* **Exercise brief**
Write out all of the records, keeping each one exactly as written.

* **Data for analysis**
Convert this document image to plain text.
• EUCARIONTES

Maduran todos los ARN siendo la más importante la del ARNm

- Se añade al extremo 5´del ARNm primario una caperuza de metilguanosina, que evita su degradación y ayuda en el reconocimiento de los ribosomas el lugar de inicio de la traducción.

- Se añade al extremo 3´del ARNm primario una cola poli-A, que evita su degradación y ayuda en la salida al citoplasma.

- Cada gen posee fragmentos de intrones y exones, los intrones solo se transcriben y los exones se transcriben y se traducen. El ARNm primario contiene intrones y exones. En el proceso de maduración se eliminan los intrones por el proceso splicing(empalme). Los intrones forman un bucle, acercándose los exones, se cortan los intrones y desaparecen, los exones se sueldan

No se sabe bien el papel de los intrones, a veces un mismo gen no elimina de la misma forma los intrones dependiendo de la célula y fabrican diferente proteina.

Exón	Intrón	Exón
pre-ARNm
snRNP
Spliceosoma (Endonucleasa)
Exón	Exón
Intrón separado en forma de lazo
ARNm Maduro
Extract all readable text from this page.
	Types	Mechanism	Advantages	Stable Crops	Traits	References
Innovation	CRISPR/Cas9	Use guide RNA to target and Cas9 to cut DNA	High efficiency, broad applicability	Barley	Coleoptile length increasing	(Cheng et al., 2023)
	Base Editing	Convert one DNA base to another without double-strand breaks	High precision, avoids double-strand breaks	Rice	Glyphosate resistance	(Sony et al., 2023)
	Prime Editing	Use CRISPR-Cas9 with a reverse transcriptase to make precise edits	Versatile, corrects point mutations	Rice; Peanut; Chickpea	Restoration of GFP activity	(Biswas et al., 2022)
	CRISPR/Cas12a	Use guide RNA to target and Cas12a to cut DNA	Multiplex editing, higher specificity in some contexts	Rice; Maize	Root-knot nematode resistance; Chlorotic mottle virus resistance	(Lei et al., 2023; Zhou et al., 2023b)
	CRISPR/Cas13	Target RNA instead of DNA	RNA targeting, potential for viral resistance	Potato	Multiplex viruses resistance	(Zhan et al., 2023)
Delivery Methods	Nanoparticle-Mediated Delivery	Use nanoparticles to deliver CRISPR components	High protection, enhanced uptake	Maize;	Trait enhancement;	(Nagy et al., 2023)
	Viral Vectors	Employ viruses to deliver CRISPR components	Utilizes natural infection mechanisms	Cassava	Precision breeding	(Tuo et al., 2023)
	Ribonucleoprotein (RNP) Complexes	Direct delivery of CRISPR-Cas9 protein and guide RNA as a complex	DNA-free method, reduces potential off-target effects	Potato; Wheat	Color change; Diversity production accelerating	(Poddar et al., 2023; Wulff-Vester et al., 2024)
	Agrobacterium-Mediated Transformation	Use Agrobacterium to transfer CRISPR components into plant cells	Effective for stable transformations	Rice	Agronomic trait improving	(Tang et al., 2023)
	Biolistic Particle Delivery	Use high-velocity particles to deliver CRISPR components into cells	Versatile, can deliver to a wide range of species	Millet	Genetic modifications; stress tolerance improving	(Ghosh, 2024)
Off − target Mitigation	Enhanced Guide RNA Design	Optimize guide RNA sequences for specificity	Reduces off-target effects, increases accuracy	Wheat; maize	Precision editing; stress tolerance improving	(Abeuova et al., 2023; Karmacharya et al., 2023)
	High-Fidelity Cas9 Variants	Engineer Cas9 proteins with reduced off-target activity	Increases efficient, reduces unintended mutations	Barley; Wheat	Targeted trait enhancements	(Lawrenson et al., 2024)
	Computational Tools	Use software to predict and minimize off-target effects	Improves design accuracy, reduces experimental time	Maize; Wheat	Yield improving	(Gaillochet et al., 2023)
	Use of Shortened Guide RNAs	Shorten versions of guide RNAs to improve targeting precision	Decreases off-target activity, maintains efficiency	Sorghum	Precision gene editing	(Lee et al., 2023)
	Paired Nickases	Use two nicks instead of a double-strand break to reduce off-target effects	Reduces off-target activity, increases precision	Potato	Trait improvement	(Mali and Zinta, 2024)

* **Exercise output**
Convert this document image to plain text.
• EUCARIONTES

Maduran todos los ARN siendo la más importante la del ARNm

- Se añade al extremo 5´del ARNm primario una caperuza de metilguanosina, que evita su degradación y ayuda en el reconocimiento de los ribosomas el lugar de inicio de la traducción.

- Se añade al extremo 3´del ARNm primario una cola poli-A, que evita su degradación y ayuda en la salida al citoplasma.

- Cada gen posee fragmentos de intrones y exones, los intrones solo se transcriben y los exones se transcriben y se traducen. El ARNm primario contiene intrones y exones. En el proceso de maduración se eliminan los intrones por el proceso splicing(empalme). Los intrones forman un bucle, acercándose los exones, se cortan los intrones y desaparecen, los exones se sueldan

No se sabe bien el papel de los intrones, a veces un mismo gen no elimina de la misma forma los intrones dependiendo de la célula y fabrican diferente proteina.

Exón	Intrón	Exón
pre-ARNm
snRNP
Spliceosoma (Endonucleasa)
Exón	Exón
Intrón separado en forma de lazo
ARNm Maduro
Extract all readable text from this page.
	Types	Mechanism	Advantages	Stable Crops	Traits	References
Innovation	CRISPR/Cas9	Use guide RNA to target and Cas9 to cut DNA	High efficiency, broad applicability	Barley	Coleoptile length increasing	(Cheng et al., 2023)
	Base Editing	Convert one DNA base to another without double-strand breaks	High precision, avoids double-strand breaks	Rice	Glyphosate resistance	(Sony et al., 2023)
	Prime Editing	Use CRISPR-Cas9 with a reverse transcriptase to make precise edits	Versatile, corrects point mutations	Rice; Peanut; Chickpea	Restoration of GFP activity	(Biswas et al., 2022)
	CRISPR/Cas12a	Use guide RNA to target and Cas12a to cut DNA	Multiplex editing, higher specificity in some contexts	Rice; Maize	Root-knot nematode resistance; Chlorotic mottle virus resistance	(Lei et al., 2023; Zhou et al., 2023b)
	CRISPR/Cas13	Target RNA instead of DNA	RNA targeting, potential for viral resistance	Potato	Multiplex viruses resistance	(Zhan et al., 2023)
Delivery Methods	Nanoparticle-Mediated Delivery	Use nanoparticles to deliver CRISPR components	High protection, enhanced uptake	Maize;	Trait enhancement;	(Nagy et al., 2023)
	Viral Vectors	Employ viruses to deliver CRISPR components	Utilizes natural infection mechanisms	Cassava	Precision breeding	(Tuo et al., 2023)
	Ribonucleoprotein (RNP) Complexes	Direct delivery of CRISPR-Cas9 protein and guide RNA as a complex	DNA-free method, reduces potential off-target effects	Potato; Wheat	Color change; Diversity production accelerating	(Poddar et al., 2023; Wulff-Vester et al., 2024)
	Agrobacterium-Mediated Transformation	Use Agrobacterium to transfer CRISPR components into plant cells	Effective for stable transformations	Rice	Agronomic trait improving	(Tang et al., 2023)
	Biolistic Particle Delivery	Use high-velocity particles to deliver CRISPR components into cells	Versatile, can deliver to a wide range of species	Millet	Genetic modifications; stress tolerance improving	(Ghosh, 2024)
Off − target Mitigation	Enhanced Guide RNA Design	Optimize guide RNA sequences for specificity	Reduces off-target effects, increases accuracy	Wheat; maize	Precision editing; stress tolerance improving	(Abeuova et al., 2023; Karmacharya et al., 2023)
	High-Fidelity Cas9 Variants	Engineer Cas9 proteins with reduced off-target activity	Increases efficient, reduces unintended mutations	Barley; Wheat	Targeted trait enhancements	(Lawrenson et al., 2024)
	Computational Tools	Use software to predict and minimize off-target effects	Improves design accuracy, reduces experimental time	Maize; Wheat	Yield improving	(Gaillochet et al., 2023)
	Use of Shortened Guide RNAs	Shorten versions of guide RNAs to improve targeting precision	Decreases off-target activity, maintains efficiency	Sorghum	Precision gene editing	(Lee et al., 2023)
	Paired Nickases	Use two nicks instead of a double-strand break to reduce off-target effects	Reduces off-target activity, increases precision	Potato	Trait improvement	(Mali and Zinta, 2024)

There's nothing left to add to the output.